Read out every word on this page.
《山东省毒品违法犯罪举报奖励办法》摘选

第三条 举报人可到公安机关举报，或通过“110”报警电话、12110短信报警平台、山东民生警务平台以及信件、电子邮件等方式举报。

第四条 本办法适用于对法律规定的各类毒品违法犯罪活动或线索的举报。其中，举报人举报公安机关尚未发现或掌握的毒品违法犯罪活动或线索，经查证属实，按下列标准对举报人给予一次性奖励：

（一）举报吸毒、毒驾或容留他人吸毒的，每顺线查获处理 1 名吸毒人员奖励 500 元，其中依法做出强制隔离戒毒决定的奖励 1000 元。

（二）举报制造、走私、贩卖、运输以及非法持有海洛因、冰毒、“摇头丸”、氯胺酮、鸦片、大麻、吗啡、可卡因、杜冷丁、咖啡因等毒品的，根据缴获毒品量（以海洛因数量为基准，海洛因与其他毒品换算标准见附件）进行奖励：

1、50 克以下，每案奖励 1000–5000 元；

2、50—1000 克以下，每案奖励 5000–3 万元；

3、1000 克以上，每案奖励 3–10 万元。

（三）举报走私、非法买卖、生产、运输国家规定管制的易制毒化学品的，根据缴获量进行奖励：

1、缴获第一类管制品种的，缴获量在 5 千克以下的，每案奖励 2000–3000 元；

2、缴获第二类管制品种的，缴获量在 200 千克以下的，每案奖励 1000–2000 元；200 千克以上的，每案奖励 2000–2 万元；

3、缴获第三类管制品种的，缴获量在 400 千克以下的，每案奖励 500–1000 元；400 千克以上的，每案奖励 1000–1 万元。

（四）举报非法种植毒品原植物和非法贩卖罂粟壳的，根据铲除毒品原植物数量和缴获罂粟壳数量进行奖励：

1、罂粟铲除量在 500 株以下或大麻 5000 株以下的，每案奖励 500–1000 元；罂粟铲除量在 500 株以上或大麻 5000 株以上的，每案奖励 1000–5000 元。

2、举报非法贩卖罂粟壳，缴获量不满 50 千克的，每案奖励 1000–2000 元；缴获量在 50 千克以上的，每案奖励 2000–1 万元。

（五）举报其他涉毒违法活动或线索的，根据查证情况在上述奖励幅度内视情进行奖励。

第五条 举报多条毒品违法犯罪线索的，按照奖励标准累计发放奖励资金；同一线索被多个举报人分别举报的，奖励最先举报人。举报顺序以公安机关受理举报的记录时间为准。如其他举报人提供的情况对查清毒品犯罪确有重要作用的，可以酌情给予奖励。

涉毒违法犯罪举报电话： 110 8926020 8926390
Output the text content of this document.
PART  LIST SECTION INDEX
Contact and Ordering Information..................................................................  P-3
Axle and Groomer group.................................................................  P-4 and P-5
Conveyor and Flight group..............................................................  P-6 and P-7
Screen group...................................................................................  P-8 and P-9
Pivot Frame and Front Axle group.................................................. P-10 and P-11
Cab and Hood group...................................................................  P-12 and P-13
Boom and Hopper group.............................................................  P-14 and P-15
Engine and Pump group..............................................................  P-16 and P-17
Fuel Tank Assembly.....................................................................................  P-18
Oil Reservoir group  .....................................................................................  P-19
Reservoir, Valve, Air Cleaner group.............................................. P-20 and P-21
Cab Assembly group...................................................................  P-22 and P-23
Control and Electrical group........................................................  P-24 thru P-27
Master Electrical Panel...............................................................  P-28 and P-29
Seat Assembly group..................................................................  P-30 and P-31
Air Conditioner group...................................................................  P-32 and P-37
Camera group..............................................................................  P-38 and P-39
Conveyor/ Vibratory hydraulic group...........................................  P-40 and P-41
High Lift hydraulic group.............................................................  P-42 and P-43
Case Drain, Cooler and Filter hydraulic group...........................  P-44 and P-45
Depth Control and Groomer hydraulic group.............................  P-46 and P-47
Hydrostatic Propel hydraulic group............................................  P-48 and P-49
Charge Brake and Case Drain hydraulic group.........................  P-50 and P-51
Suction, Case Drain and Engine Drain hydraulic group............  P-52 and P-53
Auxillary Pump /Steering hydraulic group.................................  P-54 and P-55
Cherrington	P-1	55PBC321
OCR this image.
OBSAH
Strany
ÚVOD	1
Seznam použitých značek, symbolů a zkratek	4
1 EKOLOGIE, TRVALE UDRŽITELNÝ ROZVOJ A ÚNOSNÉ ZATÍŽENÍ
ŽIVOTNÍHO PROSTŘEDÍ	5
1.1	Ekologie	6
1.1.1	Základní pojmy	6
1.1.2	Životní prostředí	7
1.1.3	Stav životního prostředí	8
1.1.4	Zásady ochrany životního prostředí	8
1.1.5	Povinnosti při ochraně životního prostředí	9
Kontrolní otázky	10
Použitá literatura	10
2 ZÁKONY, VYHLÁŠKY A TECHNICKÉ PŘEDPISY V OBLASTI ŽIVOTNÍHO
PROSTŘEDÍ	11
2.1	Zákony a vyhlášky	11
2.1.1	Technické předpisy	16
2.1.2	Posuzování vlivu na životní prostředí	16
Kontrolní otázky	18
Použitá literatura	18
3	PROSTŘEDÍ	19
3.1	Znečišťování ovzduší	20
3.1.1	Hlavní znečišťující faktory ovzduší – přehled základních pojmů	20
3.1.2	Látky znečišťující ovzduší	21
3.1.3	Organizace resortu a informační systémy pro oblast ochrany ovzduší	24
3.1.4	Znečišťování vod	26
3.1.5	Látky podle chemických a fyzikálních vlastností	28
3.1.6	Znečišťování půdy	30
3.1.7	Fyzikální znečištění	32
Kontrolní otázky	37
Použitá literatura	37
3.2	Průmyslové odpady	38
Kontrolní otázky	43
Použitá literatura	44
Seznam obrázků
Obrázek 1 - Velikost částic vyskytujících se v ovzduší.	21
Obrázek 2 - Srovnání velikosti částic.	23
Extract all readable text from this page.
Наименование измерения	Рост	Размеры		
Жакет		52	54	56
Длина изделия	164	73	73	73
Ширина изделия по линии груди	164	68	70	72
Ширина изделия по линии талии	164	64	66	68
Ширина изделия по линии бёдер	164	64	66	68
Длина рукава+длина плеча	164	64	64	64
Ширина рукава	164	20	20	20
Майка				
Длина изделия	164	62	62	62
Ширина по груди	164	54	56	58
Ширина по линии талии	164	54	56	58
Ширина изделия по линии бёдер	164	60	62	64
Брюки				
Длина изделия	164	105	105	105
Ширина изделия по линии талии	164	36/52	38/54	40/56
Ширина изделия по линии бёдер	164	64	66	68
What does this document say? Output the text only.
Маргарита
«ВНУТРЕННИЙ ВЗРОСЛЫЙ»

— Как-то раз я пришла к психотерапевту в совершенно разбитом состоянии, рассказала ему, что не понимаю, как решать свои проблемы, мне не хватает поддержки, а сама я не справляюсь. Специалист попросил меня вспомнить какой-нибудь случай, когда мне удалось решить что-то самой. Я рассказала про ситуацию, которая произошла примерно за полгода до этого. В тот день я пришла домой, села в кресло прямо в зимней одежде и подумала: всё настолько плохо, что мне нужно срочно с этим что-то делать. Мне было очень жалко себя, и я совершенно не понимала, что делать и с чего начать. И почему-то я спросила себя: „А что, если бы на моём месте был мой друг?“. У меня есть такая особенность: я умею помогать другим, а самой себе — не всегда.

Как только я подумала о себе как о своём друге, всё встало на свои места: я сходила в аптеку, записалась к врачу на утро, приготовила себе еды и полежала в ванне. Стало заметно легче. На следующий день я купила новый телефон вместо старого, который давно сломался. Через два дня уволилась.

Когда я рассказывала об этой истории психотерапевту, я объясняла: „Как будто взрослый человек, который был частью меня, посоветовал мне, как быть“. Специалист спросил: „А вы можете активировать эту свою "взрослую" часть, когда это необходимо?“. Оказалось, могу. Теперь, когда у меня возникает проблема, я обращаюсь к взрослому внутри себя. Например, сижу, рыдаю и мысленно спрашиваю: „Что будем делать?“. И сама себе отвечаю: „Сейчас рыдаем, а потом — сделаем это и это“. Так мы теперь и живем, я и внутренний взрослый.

□ □ □ □ □ □ □

◆ STATED GOAL ◆
Out of the records, collect only those lines that contain the string "Seznam".

◆ TASK OUTPUT ◆
Seznam použitých značek, symbolů a zkratek	4
Seznam obrázků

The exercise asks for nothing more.